Please pull out every line that includes the string "JSON".

[start MATERIALS PROVIDED]

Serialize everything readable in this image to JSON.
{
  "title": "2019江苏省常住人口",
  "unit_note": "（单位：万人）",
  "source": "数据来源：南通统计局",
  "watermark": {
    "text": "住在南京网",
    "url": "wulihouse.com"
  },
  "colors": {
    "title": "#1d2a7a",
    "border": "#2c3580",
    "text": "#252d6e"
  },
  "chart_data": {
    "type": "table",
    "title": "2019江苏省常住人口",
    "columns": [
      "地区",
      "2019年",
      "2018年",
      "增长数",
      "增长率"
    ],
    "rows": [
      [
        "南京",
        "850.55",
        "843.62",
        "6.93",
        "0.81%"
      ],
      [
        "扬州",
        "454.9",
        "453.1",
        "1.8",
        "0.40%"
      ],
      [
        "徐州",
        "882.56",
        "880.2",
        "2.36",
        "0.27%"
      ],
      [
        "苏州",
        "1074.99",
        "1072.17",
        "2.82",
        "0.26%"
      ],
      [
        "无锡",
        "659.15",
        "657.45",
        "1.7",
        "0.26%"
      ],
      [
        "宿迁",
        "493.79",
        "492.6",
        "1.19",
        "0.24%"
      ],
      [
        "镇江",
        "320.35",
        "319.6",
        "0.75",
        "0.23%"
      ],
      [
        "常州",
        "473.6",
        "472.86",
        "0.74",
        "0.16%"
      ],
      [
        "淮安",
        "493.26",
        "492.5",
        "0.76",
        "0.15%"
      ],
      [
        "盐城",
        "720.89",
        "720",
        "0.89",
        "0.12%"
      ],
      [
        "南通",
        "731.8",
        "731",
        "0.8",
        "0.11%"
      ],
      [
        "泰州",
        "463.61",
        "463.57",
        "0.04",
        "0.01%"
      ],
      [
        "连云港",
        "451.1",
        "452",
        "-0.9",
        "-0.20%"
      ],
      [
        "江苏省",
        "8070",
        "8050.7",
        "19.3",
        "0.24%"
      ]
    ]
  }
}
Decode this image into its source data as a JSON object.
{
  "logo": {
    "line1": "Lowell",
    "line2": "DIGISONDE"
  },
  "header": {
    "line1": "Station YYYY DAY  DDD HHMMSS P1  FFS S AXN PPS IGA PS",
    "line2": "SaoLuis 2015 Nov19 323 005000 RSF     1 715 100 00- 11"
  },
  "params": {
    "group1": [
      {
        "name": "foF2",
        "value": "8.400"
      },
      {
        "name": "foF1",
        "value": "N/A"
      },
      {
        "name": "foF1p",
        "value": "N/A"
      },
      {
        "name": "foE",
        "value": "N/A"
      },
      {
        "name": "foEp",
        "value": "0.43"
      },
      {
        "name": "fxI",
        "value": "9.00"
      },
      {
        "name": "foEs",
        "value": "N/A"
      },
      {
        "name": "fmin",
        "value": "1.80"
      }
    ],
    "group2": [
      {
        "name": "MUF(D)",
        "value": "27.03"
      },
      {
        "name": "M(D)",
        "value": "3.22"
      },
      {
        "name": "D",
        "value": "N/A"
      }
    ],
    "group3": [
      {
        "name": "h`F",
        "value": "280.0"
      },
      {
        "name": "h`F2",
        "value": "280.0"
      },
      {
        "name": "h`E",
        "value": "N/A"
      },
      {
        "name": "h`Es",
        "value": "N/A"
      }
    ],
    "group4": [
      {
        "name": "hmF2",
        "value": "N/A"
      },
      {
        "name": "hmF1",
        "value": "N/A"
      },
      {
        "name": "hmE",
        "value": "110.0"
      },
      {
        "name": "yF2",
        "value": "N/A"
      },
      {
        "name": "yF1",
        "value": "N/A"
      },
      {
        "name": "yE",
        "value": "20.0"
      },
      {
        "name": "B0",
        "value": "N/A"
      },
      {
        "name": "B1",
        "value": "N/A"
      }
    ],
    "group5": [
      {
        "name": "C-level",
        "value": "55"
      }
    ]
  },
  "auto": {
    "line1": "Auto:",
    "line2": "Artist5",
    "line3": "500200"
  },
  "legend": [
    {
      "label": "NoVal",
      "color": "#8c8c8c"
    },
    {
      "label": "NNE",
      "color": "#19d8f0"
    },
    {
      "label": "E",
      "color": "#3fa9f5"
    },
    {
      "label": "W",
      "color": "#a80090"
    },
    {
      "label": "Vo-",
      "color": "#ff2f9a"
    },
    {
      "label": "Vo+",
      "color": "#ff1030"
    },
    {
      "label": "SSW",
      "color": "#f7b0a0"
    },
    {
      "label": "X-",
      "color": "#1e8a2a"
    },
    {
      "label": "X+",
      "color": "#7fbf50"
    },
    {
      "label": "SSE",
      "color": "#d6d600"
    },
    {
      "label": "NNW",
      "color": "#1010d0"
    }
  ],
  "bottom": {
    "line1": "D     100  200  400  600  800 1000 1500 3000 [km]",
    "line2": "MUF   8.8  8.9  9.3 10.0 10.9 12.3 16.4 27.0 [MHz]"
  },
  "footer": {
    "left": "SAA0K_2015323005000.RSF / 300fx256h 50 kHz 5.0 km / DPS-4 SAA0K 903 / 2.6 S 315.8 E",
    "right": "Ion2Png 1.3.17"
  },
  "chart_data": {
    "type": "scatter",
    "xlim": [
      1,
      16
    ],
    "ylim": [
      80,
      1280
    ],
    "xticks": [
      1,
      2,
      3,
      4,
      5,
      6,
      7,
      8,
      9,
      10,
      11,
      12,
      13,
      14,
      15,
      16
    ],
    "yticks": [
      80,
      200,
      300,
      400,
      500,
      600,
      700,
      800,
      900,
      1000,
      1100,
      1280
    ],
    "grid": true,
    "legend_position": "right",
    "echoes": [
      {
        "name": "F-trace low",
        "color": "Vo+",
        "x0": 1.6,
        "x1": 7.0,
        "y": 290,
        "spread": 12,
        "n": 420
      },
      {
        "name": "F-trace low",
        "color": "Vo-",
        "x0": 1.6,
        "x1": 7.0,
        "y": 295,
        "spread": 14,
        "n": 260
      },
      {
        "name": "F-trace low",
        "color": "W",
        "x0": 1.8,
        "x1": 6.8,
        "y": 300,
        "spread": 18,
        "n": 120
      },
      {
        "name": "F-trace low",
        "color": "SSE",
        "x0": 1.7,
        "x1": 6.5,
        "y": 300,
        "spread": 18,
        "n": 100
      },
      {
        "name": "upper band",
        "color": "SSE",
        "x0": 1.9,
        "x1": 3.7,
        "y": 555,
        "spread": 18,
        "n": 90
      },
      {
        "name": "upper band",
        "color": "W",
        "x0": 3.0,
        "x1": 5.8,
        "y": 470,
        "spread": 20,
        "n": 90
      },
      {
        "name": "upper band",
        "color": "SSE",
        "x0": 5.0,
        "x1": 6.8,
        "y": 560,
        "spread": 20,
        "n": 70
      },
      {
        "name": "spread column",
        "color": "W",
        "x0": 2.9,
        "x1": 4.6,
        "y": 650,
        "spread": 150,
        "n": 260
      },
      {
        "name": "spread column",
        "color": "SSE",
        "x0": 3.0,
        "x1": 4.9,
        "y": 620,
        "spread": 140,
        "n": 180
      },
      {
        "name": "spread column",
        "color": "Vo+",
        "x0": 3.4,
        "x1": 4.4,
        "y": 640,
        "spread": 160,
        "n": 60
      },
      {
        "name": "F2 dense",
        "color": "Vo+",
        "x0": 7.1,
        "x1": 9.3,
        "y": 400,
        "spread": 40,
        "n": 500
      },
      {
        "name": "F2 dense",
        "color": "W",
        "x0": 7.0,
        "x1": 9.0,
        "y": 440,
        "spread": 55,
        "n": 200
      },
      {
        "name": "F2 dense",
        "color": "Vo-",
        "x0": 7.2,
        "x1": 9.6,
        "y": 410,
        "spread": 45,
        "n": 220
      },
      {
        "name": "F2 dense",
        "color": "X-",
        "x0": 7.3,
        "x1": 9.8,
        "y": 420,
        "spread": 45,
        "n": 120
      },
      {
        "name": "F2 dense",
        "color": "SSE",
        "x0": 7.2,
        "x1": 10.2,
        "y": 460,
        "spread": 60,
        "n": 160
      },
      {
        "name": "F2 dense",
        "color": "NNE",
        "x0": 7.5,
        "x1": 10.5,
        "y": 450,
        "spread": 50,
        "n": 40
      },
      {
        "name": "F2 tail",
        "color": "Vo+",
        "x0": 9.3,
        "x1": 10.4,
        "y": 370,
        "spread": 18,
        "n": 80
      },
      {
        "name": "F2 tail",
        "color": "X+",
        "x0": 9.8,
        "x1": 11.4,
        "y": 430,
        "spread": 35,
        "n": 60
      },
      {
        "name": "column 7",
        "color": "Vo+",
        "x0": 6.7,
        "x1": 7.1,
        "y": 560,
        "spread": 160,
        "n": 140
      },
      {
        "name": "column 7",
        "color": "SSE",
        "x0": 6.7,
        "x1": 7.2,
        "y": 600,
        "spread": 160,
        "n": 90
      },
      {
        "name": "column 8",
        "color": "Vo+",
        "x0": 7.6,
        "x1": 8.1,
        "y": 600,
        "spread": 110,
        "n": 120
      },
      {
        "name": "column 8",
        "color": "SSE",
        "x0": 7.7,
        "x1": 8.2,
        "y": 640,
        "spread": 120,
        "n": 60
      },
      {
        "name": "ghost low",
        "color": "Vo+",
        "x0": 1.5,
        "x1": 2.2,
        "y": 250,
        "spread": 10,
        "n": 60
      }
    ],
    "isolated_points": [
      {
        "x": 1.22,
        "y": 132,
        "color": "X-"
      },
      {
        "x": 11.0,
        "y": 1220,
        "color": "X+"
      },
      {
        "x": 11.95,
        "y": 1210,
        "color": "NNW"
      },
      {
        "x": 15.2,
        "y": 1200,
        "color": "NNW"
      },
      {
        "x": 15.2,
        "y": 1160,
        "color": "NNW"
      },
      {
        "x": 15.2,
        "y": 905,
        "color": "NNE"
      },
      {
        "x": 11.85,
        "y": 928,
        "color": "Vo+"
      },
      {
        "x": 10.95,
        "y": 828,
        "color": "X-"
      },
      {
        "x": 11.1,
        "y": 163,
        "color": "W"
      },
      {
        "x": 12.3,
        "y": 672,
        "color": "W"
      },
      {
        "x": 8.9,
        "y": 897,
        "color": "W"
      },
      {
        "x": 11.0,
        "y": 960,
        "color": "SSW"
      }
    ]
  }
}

[end MATERIALS PROVIDED]

• **CORRECT RESPONSE**:
Serialize everything readable in this image to JSON.
Decode this image into its source data as a JSON object.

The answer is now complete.